TEXTO DA PÁGINA:
++++

Nos presentes casos, todos os elementos caracterizadores apresentam-se provados, em nosso entender, tornando, por via de conseqüência, presente a responsabilidade patrimonial da União Federal (1ª Ré), considerando que o sinistro não teria ocorrido se a Marinha do Brasil, através da Capitania dos Portos, não se manifestasse omissa em sua obrigação indeclinável de proceder ao amplo e minucioso exame das condições de navegabilidade e segurança da embarcação acidentada.

++++

MATERIAL FORNECIDO:
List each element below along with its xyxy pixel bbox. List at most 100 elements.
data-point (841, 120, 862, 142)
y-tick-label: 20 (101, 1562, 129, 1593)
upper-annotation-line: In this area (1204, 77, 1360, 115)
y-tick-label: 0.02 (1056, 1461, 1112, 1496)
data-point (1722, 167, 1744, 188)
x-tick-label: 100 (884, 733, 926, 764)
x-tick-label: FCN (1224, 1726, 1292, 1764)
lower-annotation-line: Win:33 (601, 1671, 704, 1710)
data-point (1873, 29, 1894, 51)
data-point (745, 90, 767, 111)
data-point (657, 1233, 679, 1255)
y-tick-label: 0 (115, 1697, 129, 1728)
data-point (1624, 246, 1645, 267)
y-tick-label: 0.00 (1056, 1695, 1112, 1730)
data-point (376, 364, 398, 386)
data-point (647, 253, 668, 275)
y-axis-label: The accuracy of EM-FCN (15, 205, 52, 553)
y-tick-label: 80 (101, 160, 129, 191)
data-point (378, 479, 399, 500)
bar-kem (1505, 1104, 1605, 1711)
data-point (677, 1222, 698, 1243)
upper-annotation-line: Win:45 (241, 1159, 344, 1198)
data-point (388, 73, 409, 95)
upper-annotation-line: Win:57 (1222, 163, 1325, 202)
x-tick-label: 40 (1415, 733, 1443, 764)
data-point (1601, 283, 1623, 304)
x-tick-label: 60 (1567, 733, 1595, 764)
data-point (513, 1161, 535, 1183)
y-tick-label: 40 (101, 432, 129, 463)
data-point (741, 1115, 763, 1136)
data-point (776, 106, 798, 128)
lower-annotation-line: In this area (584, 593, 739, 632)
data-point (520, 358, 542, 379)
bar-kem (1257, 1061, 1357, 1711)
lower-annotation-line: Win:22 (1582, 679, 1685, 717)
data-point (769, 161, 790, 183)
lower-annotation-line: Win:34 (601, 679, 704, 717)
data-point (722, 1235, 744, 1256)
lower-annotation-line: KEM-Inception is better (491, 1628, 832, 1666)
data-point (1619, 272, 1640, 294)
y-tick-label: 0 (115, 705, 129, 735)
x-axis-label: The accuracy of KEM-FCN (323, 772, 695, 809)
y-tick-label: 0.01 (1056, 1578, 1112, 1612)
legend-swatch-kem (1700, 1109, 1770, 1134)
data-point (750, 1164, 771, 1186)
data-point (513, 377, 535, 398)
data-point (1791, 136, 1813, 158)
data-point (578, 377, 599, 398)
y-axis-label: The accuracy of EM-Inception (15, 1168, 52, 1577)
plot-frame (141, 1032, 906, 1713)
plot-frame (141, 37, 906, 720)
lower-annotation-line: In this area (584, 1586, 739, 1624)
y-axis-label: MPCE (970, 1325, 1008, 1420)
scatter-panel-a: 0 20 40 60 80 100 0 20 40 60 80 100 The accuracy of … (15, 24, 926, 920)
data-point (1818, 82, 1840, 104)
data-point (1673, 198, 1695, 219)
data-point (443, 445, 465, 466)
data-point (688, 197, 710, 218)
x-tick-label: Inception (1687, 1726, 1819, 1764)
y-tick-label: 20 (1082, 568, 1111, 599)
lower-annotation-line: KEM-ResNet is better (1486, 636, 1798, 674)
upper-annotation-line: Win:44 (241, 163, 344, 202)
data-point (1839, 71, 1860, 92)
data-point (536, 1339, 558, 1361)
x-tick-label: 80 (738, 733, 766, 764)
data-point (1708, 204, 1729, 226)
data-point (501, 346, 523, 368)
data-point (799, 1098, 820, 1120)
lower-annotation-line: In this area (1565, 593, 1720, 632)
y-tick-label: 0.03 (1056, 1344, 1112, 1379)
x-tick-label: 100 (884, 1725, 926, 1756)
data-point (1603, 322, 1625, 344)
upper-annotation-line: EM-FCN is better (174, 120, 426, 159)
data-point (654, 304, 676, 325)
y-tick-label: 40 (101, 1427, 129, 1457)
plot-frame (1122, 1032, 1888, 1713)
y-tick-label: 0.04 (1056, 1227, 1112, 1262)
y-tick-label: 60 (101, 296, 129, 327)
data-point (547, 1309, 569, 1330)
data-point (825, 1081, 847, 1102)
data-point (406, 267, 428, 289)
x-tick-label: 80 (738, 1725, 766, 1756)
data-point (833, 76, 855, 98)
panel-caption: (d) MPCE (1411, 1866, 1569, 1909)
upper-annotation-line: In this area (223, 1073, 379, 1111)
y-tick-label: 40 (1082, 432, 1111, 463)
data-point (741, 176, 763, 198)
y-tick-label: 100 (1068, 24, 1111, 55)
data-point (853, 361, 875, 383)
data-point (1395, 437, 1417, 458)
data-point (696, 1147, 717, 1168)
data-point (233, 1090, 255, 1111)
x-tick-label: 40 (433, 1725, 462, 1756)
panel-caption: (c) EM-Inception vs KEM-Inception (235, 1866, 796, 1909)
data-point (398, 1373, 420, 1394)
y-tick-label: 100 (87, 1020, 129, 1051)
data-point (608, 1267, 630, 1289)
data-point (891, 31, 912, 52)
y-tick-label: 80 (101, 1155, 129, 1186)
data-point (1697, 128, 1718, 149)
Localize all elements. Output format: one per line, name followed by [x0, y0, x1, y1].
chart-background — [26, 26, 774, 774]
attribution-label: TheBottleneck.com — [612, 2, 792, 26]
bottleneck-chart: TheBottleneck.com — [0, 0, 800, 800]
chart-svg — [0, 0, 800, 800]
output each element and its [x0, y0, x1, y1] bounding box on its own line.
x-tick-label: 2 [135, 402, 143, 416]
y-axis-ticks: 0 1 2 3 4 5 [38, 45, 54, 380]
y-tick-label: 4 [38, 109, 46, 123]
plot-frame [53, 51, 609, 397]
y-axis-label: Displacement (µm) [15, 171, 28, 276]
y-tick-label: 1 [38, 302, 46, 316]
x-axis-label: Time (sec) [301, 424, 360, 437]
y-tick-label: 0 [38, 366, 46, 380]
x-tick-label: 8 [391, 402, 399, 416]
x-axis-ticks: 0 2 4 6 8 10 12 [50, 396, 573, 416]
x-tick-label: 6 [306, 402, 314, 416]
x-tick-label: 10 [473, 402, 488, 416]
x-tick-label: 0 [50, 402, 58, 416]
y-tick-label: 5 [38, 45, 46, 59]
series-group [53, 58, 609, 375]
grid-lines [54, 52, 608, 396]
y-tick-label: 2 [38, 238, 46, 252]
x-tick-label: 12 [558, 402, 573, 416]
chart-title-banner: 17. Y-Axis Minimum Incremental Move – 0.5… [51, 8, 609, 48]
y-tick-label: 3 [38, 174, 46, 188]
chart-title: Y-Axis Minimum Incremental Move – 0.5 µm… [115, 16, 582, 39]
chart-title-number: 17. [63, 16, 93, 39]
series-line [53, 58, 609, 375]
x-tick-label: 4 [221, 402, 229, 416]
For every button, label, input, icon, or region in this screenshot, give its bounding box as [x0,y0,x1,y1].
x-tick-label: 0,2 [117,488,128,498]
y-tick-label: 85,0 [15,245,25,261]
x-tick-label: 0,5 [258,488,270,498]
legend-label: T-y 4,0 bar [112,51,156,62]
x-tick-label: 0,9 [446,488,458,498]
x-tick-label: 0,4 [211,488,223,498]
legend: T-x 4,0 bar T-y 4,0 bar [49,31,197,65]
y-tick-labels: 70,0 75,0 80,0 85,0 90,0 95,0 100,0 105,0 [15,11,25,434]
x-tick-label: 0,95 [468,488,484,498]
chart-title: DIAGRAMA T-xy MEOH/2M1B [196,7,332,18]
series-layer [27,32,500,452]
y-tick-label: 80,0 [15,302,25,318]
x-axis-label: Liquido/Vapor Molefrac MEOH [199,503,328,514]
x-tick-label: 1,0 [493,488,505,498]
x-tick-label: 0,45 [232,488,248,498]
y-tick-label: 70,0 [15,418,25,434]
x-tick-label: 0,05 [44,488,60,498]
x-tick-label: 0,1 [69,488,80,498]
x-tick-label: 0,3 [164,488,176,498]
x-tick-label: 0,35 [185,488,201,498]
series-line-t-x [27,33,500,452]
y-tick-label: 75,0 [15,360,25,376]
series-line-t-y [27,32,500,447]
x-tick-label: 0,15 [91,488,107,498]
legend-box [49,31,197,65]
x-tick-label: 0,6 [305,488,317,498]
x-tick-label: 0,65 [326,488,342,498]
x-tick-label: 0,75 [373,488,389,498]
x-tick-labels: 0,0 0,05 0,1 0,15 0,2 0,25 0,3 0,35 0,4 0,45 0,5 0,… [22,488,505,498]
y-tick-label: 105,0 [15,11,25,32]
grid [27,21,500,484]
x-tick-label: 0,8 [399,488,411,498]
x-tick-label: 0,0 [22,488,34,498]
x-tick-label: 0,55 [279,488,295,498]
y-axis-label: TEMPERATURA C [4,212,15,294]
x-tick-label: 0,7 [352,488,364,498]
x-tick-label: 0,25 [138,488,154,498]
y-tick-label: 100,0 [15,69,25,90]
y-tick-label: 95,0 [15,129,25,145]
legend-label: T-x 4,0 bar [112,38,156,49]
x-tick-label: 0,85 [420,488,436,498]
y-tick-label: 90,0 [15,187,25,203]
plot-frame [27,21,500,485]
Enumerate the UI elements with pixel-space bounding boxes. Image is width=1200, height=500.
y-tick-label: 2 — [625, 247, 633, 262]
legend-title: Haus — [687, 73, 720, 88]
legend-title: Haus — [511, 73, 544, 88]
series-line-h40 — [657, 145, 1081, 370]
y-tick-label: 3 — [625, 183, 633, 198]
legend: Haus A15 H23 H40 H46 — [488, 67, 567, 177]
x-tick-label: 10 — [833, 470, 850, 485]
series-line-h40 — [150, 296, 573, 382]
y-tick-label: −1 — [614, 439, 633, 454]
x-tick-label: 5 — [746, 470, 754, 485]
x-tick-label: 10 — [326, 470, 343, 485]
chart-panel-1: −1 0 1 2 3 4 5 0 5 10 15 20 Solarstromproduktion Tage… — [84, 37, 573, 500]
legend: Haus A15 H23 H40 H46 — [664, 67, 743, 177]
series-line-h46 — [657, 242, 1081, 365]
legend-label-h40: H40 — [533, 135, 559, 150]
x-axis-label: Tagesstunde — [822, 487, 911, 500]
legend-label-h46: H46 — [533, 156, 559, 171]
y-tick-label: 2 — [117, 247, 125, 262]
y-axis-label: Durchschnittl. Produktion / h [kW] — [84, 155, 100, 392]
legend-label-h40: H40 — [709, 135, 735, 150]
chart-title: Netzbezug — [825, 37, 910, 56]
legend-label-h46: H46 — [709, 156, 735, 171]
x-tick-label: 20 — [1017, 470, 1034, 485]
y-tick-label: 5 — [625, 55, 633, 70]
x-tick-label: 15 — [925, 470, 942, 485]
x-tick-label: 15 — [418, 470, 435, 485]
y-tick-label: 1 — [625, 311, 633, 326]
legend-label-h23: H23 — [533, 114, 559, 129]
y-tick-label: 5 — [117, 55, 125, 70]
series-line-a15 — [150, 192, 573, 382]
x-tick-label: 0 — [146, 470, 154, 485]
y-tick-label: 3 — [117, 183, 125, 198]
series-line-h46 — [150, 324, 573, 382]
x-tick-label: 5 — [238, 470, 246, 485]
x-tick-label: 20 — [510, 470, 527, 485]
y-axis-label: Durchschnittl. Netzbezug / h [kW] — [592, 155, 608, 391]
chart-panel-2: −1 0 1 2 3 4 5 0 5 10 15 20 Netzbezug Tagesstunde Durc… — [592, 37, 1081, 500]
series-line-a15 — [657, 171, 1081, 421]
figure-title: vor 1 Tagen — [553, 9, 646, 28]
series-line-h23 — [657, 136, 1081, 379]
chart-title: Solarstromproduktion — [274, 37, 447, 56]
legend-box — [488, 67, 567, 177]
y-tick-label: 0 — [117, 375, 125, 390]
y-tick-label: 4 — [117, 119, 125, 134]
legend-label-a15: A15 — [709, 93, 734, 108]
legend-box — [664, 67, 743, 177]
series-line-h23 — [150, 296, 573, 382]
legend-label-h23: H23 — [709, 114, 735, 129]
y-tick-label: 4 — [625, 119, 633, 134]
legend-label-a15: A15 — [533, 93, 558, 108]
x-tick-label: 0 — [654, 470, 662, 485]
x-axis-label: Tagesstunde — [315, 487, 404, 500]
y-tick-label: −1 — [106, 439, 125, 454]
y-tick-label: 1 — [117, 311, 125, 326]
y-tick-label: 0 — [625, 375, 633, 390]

++++

TAREFAS PROPOSTAS:
**1.** Resuma o texto da página em duas frases.
**2.** De acordo com o texto da página, por meio de qual órgão a Marinha do Brasil deveria examinar as condições da embarcação acidentada?
**3.** Devolva sem alterações a passagem do texto da página que começa nas palavras "Nos presentes casos, todos" e termina após as palavras "da embarcação acidentada.".
Baseie-se exclusivamente no texto da página.

LISTA DE RESPOSTAS:
**1.** Todos os elementos caracterizadores estão provados, o que torna presente a responsabilidade patrimonial da União Federal, primeira ré. O sinistro não teria ocorrido se a Marinha do Brasil, por meio da Capitania dos Portos, não tivesse se omitido na obrigação de examinar de forma ampla e minuciosa as condições de navegabilidade e segurança da embarcação acidentada.

**2.** Por meio da Capitania dos Portos.

**3.**
Nos presentes casos, todos os elementos caracterizadores apresentam-se provados, em nosso entender, tornando, por via de conseqüência, presente a responsabilidade patrimonial da União Federal (1ª Ré), considerando que o sinistro não teria ocorrido se a Marinha do Brasil, através da Capitania dos Portos, não se manifestasse omissa em sua obrigação indeclinável de proceder ao amplo e minucioso exame das condições de navegabilidade e segurança da embarcação acidentada.